Stated goal: Retype the entries from the line containing "x-tick-label: May-23 (882, 685, 945, 748)" through the line containing "x-tick-label: May-21 (490, 685, 553, 748)", including both of those lines, without changing anything.

— begin —

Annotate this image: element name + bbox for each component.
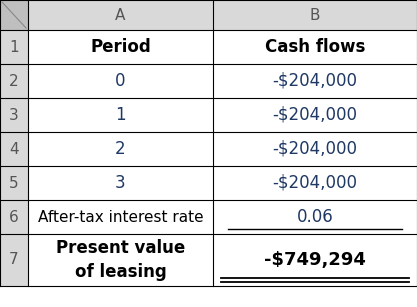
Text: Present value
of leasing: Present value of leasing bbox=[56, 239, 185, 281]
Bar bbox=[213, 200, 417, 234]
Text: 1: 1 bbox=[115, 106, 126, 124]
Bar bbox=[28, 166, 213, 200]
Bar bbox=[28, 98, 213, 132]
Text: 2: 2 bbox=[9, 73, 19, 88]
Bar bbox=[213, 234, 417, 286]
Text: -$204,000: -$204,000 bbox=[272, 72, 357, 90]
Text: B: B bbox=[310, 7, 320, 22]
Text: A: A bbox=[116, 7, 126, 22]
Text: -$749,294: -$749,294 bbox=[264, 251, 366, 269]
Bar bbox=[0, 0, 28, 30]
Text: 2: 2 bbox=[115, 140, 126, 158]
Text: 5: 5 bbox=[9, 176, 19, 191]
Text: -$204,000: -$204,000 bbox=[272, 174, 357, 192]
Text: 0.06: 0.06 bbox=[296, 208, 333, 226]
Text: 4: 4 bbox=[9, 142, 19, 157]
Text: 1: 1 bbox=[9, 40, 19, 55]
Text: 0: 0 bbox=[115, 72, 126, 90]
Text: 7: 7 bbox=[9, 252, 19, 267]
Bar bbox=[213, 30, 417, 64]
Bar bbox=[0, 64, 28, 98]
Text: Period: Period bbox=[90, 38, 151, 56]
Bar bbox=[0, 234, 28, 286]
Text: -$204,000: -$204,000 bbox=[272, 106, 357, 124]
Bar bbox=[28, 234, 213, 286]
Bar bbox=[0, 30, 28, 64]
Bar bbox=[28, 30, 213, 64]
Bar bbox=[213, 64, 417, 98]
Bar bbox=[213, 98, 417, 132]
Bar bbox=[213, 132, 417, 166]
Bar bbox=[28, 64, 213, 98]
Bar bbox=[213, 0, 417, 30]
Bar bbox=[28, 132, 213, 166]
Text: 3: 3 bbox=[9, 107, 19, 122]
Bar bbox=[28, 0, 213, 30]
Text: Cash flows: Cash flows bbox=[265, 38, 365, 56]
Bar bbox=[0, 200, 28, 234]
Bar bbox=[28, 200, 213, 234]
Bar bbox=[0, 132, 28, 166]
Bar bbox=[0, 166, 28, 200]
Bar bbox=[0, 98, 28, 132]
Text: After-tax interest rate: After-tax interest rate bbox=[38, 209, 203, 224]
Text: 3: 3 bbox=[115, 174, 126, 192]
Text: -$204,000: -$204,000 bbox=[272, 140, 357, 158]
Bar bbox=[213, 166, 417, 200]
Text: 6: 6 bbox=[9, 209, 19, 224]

— end —
— begin —

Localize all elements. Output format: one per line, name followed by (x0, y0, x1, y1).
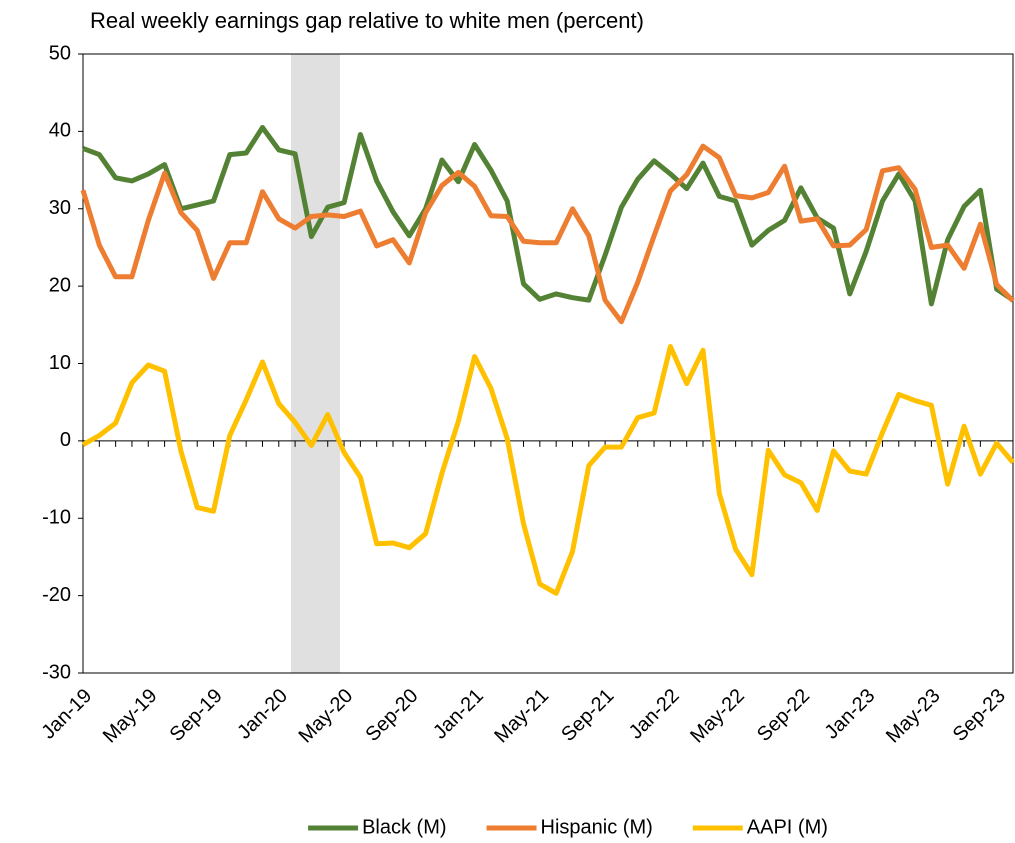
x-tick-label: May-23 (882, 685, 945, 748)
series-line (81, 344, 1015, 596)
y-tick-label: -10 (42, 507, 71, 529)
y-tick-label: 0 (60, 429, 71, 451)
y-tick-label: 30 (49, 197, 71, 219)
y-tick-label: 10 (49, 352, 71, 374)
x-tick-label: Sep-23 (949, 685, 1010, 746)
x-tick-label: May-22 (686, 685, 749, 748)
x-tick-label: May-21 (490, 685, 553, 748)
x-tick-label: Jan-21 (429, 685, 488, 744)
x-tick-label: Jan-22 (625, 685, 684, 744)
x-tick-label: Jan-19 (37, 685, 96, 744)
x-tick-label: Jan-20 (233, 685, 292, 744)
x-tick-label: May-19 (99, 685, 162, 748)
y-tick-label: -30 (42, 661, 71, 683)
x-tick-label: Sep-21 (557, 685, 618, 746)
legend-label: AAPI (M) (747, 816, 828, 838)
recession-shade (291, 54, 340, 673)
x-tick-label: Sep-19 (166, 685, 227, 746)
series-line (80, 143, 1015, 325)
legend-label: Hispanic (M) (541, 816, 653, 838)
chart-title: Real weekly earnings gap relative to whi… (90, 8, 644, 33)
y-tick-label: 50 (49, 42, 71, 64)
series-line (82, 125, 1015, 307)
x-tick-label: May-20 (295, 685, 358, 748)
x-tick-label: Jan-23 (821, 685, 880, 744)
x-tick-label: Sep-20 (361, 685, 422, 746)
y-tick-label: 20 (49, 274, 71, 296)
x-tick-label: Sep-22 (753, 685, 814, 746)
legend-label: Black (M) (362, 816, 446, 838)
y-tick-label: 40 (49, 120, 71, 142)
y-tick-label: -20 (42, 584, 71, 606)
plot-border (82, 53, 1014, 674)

— end —
— begin —

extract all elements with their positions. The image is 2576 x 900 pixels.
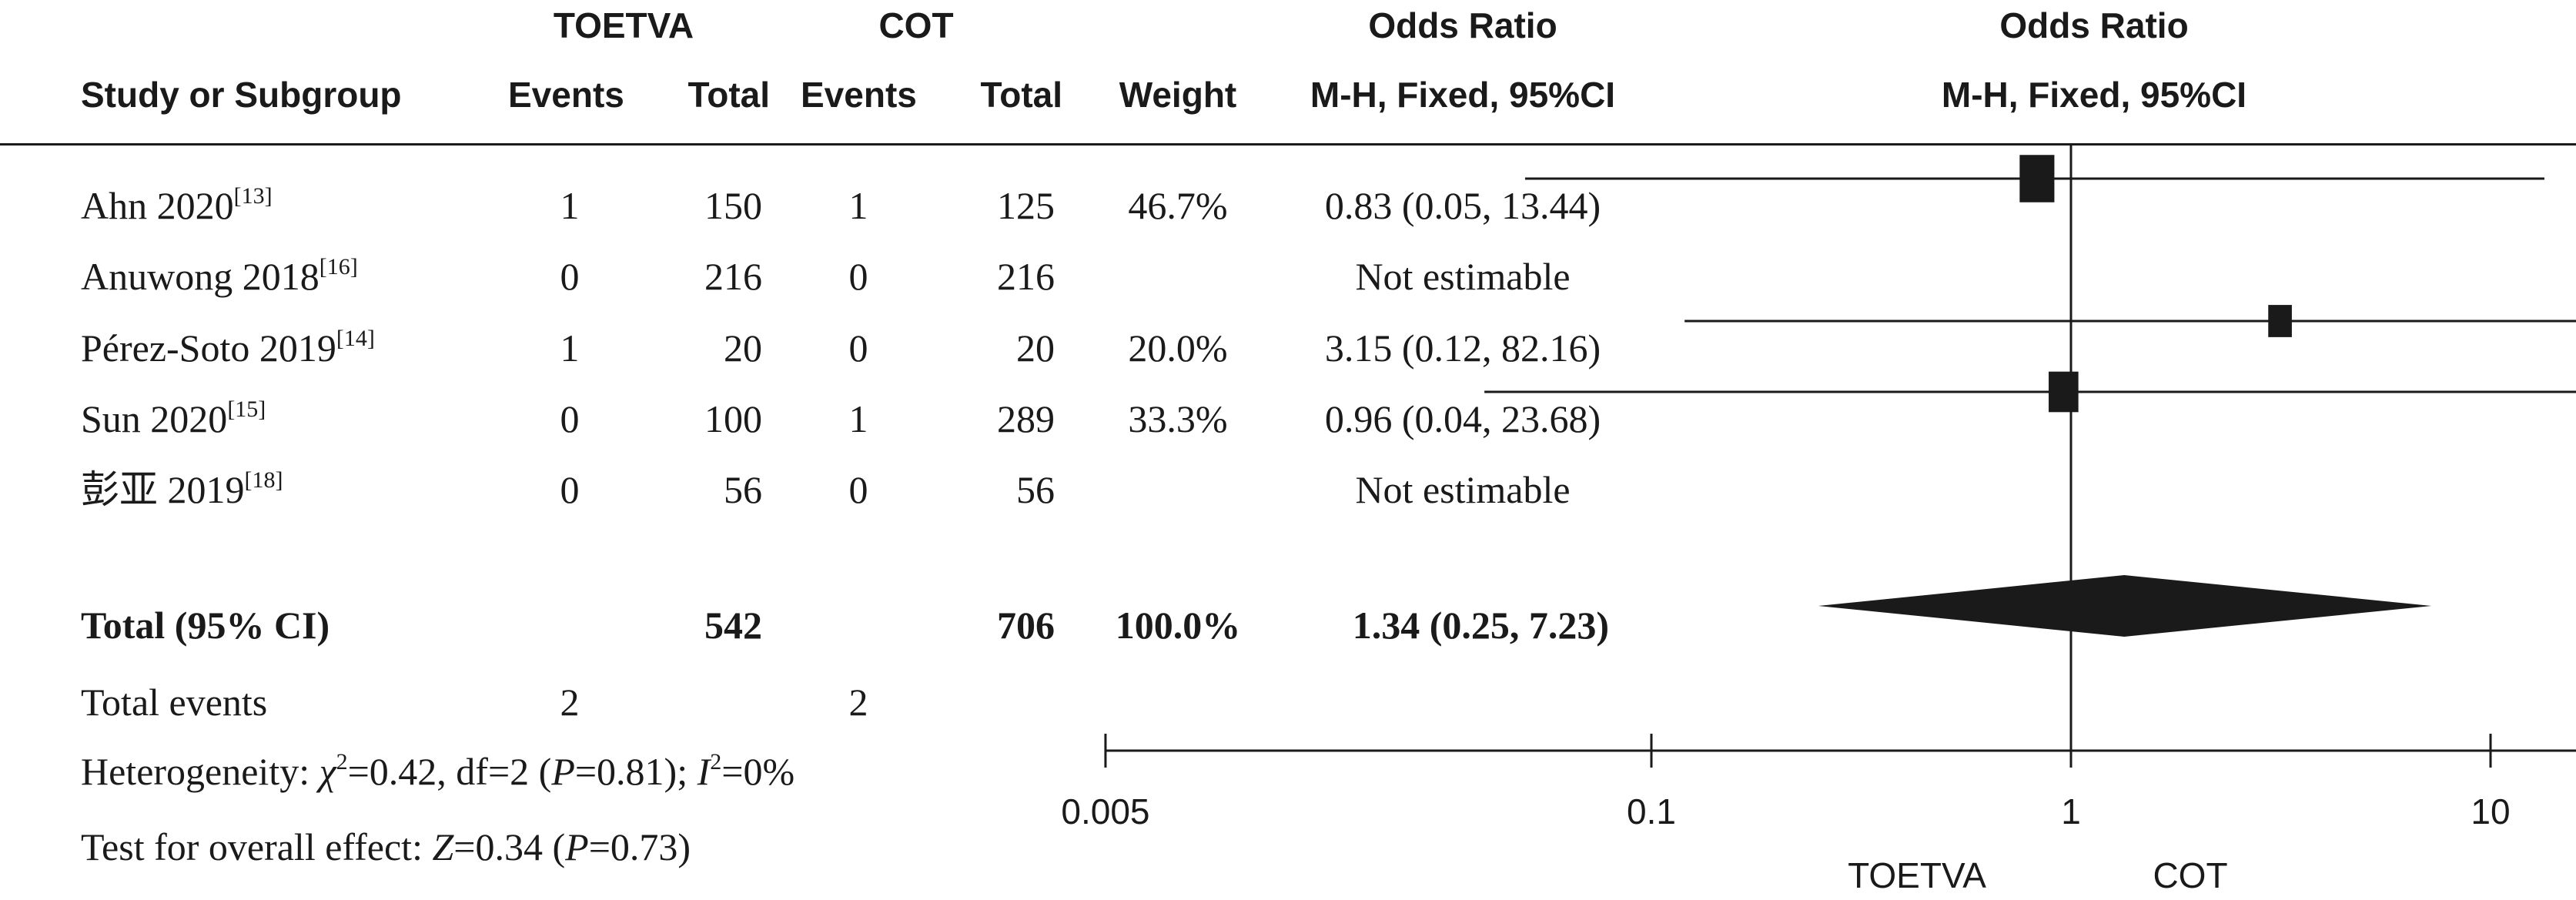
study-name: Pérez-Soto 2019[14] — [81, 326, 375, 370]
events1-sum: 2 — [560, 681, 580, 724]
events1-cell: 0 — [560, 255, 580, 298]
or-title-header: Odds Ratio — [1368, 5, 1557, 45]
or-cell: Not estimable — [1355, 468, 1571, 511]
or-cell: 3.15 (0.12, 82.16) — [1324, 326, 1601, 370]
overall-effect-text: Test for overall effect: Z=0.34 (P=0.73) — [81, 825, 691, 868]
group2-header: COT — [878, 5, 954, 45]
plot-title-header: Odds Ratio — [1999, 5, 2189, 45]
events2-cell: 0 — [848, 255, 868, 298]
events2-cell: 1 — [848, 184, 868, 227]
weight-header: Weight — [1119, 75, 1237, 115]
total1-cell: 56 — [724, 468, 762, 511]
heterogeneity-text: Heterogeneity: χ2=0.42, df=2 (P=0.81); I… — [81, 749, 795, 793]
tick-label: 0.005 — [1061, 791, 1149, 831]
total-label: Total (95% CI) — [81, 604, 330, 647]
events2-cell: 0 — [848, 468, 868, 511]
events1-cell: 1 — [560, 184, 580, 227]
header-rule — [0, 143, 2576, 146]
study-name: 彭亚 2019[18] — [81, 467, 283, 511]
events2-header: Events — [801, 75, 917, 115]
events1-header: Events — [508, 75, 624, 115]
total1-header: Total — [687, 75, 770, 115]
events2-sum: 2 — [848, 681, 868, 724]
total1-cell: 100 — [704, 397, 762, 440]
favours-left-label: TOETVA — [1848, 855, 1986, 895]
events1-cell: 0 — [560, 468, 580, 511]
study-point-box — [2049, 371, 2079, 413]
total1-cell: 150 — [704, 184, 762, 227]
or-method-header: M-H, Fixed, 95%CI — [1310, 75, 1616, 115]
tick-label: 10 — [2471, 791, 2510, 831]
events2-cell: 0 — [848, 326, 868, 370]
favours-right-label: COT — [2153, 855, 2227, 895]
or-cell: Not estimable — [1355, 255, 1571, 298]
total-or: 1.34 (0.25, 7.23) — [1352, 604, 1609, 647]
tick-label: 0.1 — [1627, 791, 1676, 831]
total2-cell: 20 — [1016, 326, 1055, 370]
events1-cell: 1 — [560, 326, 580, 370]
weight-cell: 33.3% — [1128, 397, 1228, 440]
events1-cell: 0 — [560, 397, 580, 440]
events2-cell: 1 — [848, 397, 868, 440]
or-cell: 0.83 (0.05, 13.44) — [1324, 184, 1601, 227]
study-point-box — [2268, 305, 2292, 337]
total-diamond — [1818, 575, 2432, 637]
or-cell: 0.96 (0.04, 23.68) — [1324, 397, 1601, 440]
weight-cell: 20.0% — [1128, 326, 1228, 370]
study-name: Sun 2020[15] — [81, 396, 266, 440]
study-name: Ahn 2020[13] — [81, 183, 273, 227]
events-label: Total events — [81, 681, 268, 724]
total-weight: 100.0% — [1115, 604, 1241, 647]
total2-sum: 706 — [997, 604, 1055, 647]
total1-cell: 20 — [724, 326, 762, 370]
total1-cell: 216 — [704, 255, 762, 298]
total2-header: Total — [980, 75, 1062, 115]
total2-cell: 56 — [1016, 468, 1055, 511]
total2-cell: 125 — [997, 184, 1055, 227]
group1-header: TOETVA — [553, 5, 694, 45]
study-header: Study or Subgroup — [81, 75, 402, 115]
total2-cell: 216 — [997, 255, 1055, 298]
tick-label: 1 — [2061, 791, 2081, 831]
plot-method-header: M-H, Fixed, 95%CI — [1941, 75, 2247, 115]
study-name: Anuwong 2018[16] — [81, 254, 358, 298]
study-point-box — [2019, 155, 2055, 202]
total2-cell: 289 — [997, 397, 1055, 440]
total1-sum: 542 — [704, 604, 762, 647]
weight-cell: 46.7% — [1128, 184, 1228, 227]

— end —

Reply to the exercise:
x-tick-label: May-23 (882, 685, 945, 748)
series-line (81, 344, 1015, 596)
y-tick-label: -10 (42, 507, 71, 529)
y-tick-label: 0 (60, 429, 71, 451)
y-tick-label: 30 (49, 197, 71, 219)
y-tick-label: 10 (49, 352, 71, 374)
x-tick-label: Sep-23 (949, 685, 1010, 746)
x-tick-label: May-22 (686, 685, 749, 748)
x-tick-label: May-21 (490, 685, 553, 748)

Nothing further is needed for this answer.